◆ **DATASET**
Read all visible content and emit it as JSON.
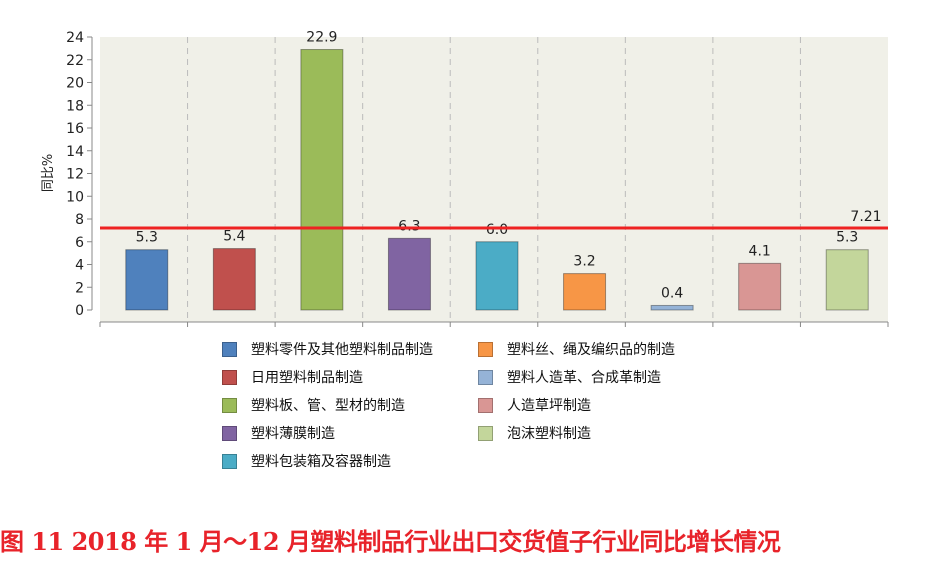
{
  "chart_data": {
    "type": "bar",
    "categories": [
      "塑料零件及其他塑料制品制造",
      "日用塑料制品制造",
      "塑料板、管、型材的制造",
      "塑料薄膜制造",
      "塑料包装箱及容器制造",
      "塑料丝、绳及编织品的制造",
      "塑料人造革、合成革制造",
      "人造草坪制造",
      "泡沫塑料制造"
    ],
    "values": [
      5.3,
      5.4,
      22.9,
      6.3,
      6.0,
      3.2,
      0.4,
      4.1,
      5.3
    ],
    "value_labels": [
      "5.3",
      "5.4",
      "22.9",
      "6.3",
      "6.0",
      "3.2",
      "0.4",
      "4.1",
      "5.3"
    ],
    "colors": [
      "#4f81bd",
      "#c0504d",
      "#9bbb59",
      "#8064a2",
      "#4bacc6",
      "#f79646",
      "#95b3d7",
      "#d99694",
      "#c3d69b"
    ],
    "ylabel": "同比%",
    "ylim": [
      0,
      24
    ],
    "yticks": [
      "0",
      "2",
      "4",
      "6",
      "8",
      "10",
      "12",
      "14",
      "16",
      "18",
      "20",
      "22",
      "24"
    ],
    "reference_line": {
      "value": 7.21,
      "label": "7.21",
      "color": "#ee2222"
    },
    "grid": "vertical dashed",
    "legend_position": "bottom",
    "plot_background": "#f0f0e8"
  },
  "caption": "图 11  2018 年 1 月～12 月塑料制品行业出口交货值子行业同比增长情况"
}
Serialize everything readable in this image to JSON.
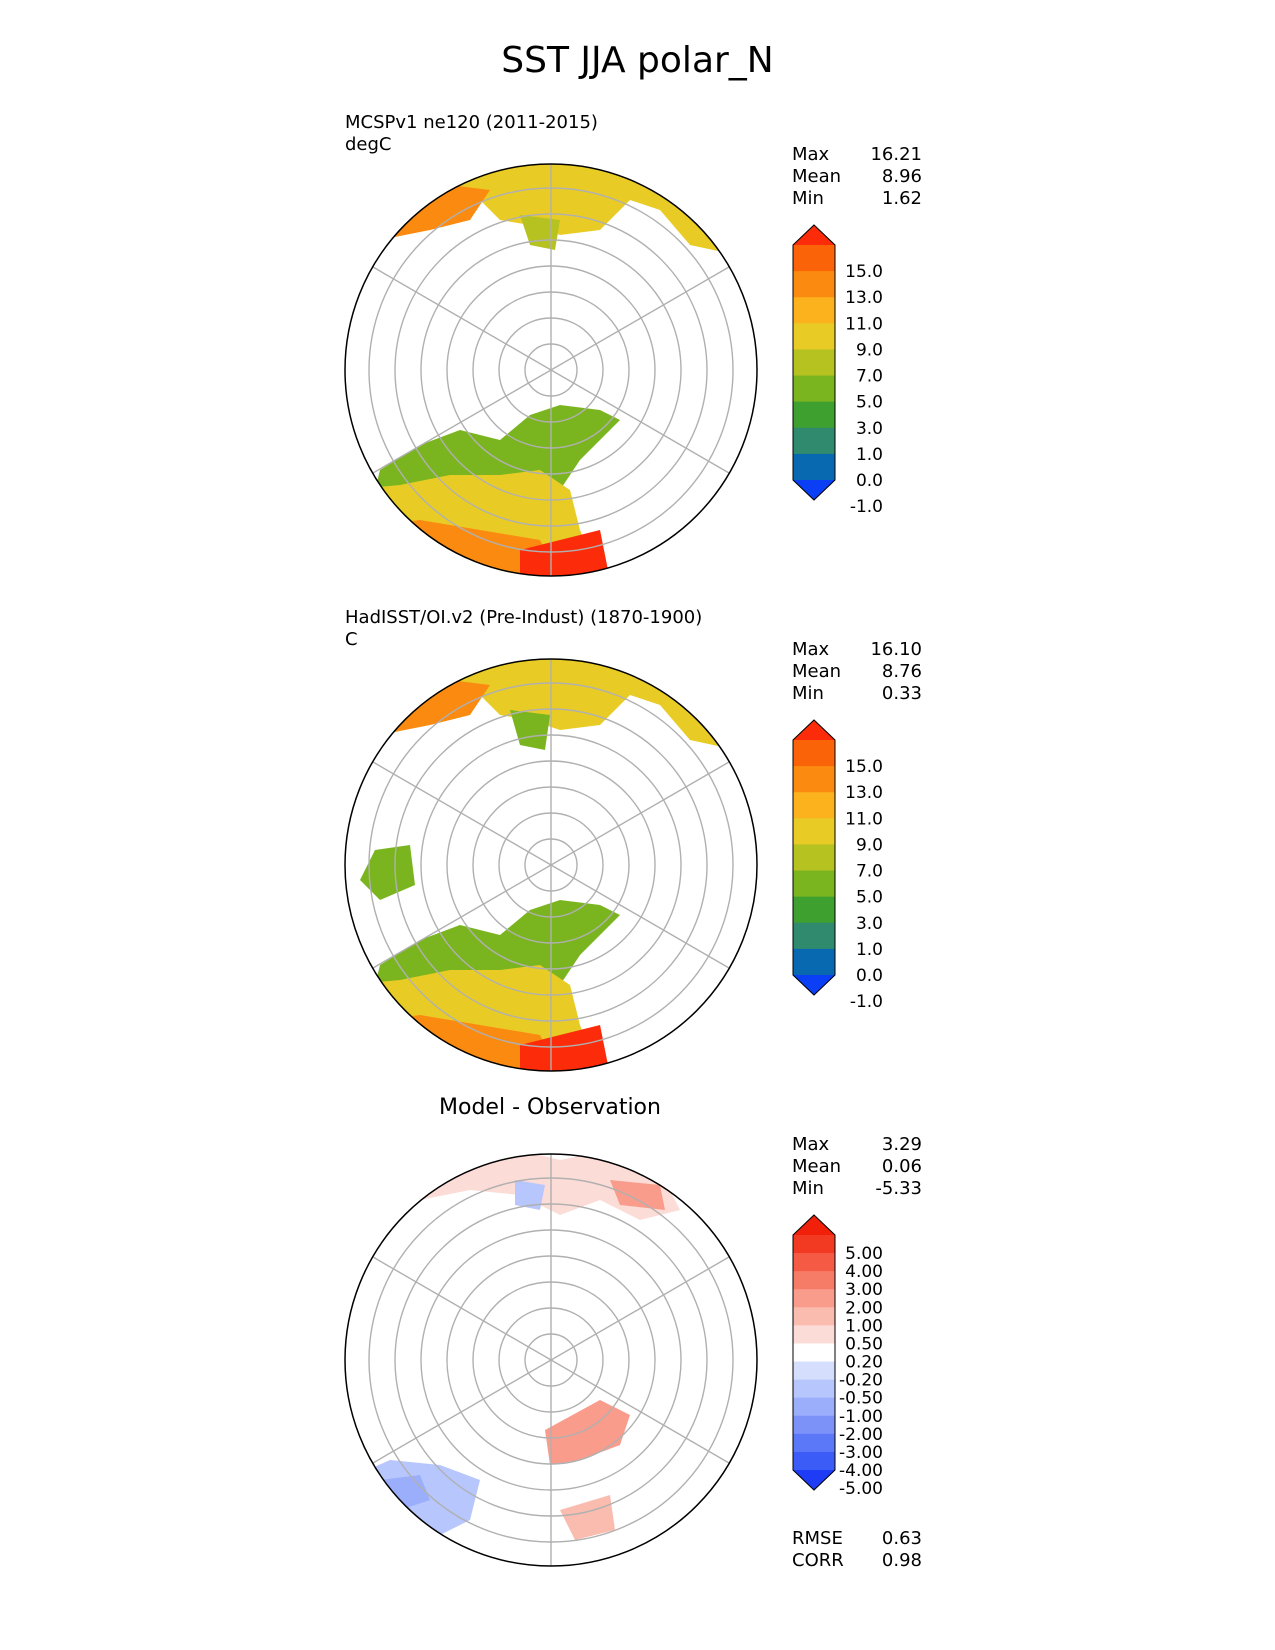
{
  "title": "SST JJA polar_N",
  "colors": {
    "sst_levels": [
      "#0a3ff5",
      "#0868b0",
      "#2f8a6e",
      "#3da02f",
      "#7ab520",
      "#b5c220",
      "#e8cc25",
      "#fbb21d",
      "#fb8a10",
      "#fb6308",
      "#fc2c0a"
    ],
    "diff_levels": [
      "#1e3cf5",
      "#3b5cf7",
      "#5a78f8",
      "#7c92f9",
      "#9aaefb",
      "#b7c6fc",
      "#d6defd",
      "#ffffff",
      "#fcdcd6",
      "#fbbcb0",
      "#f99c8c",
      "#f77c68",
      "#f55a45",
      "#f23a22",
      "#f0200a"
    ]
  },
  "chart_data": [
    {
      "type": "heatmap",
      "projection": "north-polar-stereographic",
      "title": "MCSPv1 ne120 (2011-2015)",
      "units": "degC",
      "stats": [
        {
          "label": "Max",
          "value": "16.21"
        },
        {
          "label": "Mean",
          "value": "8.96"
        },
        {
          "label": "Min",
          "value": "1.62"
        }
      ],
      "colorbar_ticks": [
        "15.0",
        "13.0",
        "11.0",
        "9.0",
        "7.0",
        "5.0",
        "3.0",
        "1.0",
        "0.0",
        "-1.0"
      ],
      "colorbar": "sst_levels"
    },
    {
      "type": "heatmap",
      "projection": "north-polar-stereographic",
      "title": "HadISST/OI.v2 (Pre-Indust) (1870-1900)",
      "units": "C",
      "stats": [
        {
          "label": "Max",
          "value": "16.10"
        },
        {
          "label": "Mean",
          "value": "8.76"
        },
        {
          "label": "Min",
          "value": "0.33"
        }
      ],
      "colorbar_ticks": [
        "15.0",
        "13.0",
        "11.0",
        "9.0",
        "7.0",
        "5.0",
        "3.0",
        "1.0",
        "0.0",
        "-1.0"
      ],
      "colorbar": "sst_levels"
    },
    {
      "type": "heatmap",
      "projection": "north-polar-stereographic",
      "title": "Model - Observation",
      "stats": [
        {
          "label": "Max",
          "value": "3.29"
        },
        {
          "label": "Mean",
          "value": "0.06"
        },
        {
          "label": "Min",
          "value": "-5.33"
        }
      ],
      "colorbar_ticks": [
        "5.00",
        "4.00",
        "3.00",
        "2.00",
        "1.00",
        "0.50",
        "0.20",
        "-0.20",
        "-0.50",
        "-1.00",
        "-2.00",
        "-3.00",
        "-4.00",
        "-5.00"
      ],
      "colorbar": "diff_levels",
      "metrics": [
        {
          "label": "RMSE",
          "value": "0.63"
        },
        {
          "label": "CORR",
          "value": "0.98"
        }
      ]
    }
  ]
}
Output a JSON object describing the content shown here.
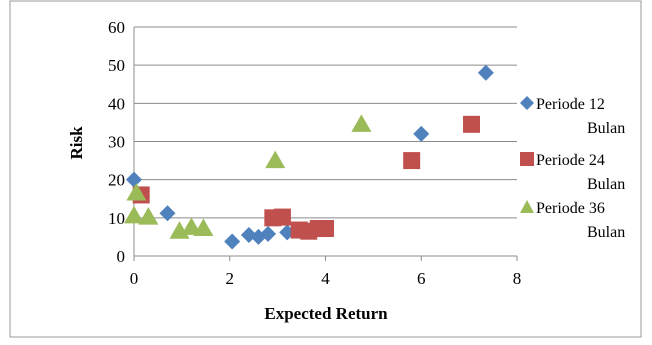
{
  "chart_data": {
    "type": "scatter",
    "xlabel": "Expected Return",
    "ylabel": "Risk",
    "xlim": [
      0,
      8
    ],
    "ylim": [
      0,
      60
    ],
    "xticks": [
      "0",
      "2",
      "4",
      "6",
      "8"
    ],
    "yticks": [
      "0",
      "10",
      "20",
      "30",
      "40",
      "50",
      "60"
    ],
    "grid": "horizontal",
    "legend_position": "right",
    "series": [
      {
        "name": "Periode 12 Bulan",
        "marker": "diamond",
        "color": "#4F81BD",
        "points": [
          [
            0.0,
            20.0
          ],
          [
            0.7,
            11.2
          ],
          [
            2.05,
            3.8
          ],
          [
            2.4,
            5.5
          ],
          [
            2.6,
            5.0
          ],
          [
            2.8,
            5.8
          ],
          [
            3.2,
            6.2
          ],
          [
            6.0,
            32.0
          ],
          [
            7.35,
            48.0
          ]
        ]
      },
      {
        "name": "Periode 24 Bulan",
        "marker": "square",
        "color": "#C0504D",
        "points": [
          [
            0.15,
            16.0
          ],
          [
            2.9,
            10.0
          ],
          [
            3.1,
            10.2
          ],
          [
            3.45,
            6.8
          ],
          [
            3.65,
            6.5
          ],
          [
            3.85,
            7.2
          ],
          [
            4.0,
            7.2
          ],
          [
            5.8,
            25.0
          ],
          [
            7.05,
            34.5
          ]
        ]
      },
      {
        "name": "Periode 36 Bulan",
        "marker": "triangle",
        "color": "#9BBB59",
        "points": [
          [
            0.0,
            10.5
          ],
          [
            0.05,
            16.5
          ],
          [
            0.3,
            10.2
          ],
          [
            0.95,
            6.5
          ],
          [
            1.2,
            7.5
          ],
          [
            1.45,
            7.2
          ],
          [
            2.95,
            25.0
          ],
          [
            4.75,
            34.5
          ]
        ]
      }
    ]
  },
  "legend": [
    {
      "line1": "Periode 12",
      "line2": "Bulan"
    },
    {
      "line1": "Periode 24",
      "line2": "Bulan"
    },
    {
      "line1": "Periode 36",
      "line2": "Bulan"
    }
  ]
}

◆ **TO DO**
Identify all lines in the records above with the word "title".

◆ **RESPONSE TO THIS TASK**
  "title": "SST JJA polar_N",
      "title": "MCSPv1 ne120 (2011-2015)",
      "title": "HadISST/OI.v2 (Pre-Indust) (1870-1900)",
      "title": "Model - Observation",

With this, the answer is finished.